▸ DO THIS: Your task is to write out the lines from the line containing "Enumerate this screenshot's" through the last line of the material, exactly.

▸ GIVEN DATA:
******

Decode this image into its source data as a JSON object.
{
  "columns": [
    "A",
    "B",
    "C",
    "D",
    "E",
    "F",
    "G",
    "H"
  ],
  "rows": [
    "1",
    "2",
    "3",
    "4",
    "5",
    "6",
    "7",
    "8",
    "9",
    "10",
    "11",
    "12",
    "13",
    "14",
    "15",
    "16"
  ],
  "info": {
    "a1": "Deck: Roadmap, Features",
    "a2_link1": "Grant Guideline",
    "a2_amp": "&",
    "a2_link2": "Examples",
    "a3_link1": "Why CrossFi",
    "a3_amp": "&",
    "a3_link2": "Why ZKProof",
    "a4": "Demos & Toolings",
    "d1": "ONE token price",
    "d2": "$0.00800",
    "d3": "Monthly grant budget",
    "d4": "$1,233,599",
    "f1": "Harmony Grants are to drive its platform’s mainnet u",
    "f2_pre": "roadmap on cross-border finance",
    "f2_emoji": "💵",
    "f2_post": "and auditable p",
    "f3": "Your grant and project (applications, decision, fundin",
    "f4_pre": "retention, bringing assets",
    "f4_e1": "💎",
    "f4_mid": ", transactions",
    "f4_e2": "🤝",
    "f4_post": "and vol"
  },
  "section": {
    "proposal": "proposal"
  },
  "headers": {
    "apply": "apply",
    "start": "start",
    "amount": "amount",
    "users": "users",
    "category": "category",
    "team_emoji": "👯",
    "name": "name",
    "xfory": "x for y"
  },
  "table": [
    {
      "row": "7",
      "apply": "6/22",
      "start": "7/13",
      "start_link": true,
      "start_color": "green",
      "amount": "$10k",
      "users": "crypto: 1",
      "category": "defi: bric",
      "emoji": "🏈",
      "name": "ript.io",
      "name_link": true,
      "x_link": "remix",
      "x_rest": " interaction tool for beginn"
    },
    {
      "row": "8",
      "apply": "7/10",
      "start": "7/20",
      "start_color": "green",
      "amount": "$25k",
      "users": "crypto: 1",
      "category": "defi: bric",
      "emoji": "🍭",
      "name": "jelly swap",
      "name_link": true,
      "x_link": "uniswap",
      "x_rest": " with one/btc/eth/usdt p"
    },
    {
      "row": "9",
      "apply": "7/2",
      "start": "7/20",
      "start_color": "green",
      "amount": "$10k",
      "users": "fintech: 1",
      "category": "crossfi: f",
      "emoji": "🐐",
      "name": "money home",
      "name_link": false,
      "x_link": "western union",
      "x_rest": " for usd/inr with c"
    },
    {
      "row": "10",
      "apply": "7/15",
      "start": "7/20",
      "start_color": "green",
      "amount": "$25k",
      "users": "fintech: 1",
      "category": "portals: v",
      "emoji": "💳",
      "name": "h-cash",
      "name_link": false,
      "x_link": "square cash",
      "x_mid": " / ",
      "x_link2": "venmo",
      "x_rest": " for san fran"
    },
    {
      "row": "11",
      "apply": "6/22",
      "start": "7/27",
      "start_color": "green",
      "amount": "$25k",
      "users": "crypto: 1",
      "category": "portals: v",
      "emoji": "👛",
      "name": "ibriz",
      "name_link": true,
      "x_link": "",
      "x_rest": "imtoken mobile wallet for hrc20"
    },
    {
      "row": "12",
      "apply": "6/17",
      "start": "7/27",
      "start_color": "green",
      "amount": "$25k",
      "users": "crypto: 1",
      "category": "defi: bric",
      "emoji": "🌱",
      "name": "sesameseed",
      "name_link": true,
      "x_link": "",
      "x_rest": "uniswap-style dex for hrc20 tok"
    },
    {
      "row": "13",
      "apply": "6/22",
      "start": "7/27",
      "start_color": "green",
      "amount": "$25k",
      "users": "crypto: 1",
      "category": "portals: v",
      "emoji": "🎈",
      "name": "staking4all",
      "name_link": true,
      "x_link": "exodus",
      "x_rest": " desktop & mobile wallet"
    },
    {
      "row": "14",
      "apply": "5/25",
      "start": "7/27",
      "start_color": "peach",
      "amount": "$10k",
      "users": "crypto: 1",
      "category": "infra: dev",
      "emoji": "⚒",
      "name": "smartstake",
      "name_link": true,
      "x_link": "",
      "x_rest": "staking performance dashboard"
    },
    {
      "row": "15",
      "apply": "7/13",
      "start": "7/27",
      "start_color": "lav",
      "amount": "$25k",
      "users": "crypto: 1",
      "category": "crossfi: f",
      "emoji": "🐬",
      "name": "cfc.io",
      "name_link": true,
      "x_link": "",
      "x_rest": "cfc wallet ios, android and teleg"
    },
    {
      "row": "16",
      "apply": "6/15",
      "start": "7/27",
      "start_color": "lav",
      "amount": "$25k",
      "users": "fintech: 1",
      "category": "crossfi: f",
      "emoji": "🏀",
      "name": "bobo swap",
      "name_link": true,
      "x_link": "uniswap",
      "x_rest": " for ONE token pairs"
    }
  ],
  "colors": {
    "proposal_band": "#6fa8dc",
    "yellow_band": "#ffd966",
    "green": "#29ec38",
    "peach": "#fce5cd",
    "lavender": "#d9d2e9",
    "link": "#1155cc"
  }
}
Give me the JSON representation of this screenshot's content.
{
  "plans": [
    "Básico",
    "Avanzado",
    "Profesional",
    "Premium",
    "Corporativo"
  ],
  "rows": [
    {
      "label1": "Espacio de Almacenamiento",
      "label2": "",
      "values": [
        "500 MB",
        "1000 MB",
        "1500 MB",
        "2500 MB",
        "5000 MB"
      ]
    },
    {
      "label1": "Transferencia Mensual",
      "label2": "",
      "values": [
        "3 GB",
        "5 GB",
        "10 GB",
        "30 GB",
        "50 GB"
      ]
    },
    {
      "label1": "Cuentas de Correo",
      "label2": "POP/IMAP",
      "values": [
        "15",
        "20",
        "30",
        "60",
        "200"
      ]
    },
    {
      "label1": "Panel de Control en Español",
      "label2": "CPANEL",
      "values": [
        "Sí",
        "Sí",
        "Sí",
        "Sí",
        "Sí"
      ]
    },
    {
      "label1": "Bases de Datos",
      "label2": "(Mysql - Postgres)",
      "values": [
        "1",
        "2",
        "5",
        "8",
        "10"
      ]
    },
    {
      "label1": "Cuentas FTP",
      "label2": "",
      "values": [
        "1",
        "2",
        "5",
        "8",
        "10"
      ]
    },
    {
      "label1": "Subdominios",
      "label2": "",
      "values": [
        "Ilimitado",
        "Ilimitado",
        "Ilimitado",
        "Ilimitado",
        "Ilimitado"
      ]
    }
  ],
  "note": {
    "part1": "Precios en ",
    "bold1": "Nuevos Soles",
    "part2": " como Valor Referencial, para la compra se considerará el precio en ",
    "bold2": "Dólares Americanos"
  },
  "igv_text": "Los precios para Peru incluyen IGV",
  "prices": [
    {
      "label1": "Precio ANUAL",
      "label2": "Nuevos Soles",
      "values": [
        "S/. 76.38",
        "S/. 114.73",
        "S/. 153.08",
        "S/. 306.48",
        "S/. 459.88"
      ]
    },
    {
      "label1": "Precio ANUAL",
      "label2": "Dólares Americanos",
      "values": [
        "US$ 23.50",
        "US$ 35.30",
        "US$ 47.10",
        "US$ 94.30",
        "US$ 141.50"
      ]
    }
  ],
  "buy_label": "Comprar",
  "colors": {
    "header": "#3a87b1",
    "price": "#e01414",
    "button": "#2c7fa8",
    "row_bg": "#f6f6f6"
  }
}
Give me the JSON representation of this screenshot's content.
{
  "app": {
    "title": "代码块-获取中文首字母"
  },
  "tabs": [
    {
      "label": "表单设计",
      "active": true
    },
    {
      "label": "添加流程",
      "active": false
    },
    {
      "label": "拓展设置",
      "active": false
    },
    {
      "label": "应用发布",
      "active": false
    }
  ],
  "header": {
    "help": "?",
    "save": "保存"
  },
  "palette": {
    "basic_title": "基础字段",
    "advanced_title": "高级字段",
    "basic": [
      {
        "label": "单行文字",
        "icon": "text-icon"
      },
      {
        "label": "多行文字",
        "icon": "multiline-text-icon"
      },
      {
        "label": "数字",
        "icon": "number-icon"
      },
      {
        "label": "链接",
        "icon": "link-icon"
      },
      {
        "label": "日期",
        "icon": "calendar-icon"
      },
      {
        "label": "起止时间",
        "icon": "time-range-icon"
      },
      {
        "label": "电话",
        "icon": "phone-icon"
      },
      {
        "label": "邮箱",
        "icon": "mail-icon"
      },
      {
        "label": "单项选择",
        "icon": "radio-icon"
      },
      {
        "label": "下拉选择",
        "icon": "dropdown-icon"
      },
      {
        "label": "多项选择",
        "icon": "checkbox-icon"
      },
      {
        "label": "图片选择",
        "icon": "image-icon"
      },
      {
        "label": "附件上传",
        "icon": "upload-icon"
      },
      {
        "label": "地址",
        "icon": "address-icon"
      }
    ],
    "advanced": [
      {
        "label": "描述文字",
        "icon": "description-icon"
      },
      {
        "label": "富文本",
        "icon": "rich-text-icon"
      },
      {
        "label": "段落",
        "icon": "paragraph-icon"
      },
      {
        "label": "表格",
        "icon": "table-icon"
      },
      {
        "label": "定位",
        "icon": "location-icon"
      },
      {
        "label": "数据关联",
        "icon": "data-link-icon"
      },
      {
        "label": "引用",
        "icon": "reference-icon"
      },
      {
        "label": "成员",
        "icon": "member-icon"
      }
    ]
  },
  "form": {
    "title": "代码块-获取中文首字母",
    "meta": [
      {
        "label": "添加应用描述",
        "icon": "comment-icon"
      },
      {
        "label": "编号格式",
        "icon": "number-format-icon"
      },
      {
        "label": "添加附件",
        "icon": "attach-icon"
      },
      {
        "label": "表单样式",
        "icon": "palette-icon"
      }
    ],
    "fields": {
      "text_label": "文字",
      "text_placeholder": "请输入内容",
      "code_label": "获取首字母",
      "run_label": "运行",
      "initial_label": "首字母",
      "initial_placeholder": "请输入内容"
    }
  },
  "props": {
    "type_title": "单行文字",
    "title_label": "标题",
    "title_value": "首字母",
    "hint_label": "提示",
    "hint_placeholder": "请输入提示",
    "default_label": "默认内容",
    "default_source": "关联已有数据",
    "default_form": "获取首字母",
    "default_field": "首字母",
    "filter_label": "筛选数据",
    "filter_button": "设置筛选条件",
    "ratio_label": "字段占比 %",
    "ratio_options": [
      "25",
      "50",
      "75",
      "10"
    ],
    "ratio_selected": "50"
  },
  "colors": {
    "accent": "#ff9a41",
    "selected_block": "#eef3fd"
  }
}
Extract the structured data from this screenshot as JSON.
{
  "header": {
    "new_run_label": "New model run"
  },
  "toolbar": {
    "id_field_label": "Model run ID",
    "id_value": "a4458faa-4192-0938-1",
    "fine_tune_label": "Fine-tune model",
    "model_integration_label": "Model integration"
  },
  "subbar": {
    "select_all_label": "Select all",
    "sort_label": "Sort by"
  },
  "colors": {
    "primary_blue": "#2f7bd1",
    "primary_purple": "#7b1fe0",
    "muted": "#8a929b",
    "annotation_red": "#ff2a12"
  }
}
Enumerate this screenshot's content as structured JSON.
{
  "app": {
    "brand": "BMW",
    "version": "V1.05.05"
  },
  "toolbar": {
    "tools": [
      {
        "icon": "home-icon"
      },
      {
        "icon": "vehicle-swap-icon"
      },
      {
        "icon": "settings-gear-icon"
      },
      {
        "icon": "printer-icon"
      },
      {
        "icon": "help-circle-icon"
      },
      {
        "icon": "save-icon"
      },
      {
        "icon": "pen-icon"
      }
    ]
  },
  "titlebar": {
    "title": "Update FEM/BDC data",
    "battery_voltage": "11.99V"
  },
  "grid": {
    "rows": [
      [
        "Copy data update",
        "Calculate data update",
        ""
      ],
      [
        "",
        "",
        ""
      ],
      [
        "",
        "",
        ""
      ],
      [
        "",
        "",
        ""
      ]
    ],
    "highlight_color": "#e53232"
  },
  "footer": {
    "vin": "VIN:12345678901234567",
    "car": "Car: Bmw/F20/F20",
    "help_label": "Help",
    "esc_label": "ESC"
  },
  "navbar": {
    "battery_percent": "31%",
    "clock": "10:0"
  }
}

******

▸ PROBLEM SOLUTION:
Enumerate this screenshot's content as structured JSON.
{
  "app": {
    "brand": "BMW",
    "version": "V1.05.05"
  },
  "toolbar": {
    "tools": [
      {
        "icon": "home-icon"
      },
      {
        "icon": "vehicle-swap-icon"
      },
      {
        "icon": "settings-gear-icon"
      },
      {
        "icon": "printer-icon"
      },
      {
        "icon": "help-circle-icon"
      },
      {
        "icon": "save-icon"
      },
      {
        "icon": "pen-icon"
      }
    ]
  },
  "titlebar": {
    "title": "Update FEM/BDC data",
    "battery_voltage": "11.99V"
  },
  "grid": {
    "rows": [
      [
        "Copy data update",
        "Calculate data update",
        ""
      ],
      [
        "",
        "",
        ""
      ],
      [
        "",
        "",
        ""
      ],
      [
        "",
        "",
        ""
      ]
    ],
    "highlight_color": "#e53232"
  },
  "footer": {
    "vin": "VIN:12345678901234567",
    "car": "Car: Bmw/F20/F20",
    "help_label": "Help",
    "esc_label": "ESC"
  },
  "navbar": {
    "battery_percent": "31%",
    "clock": "10:0"
  }
}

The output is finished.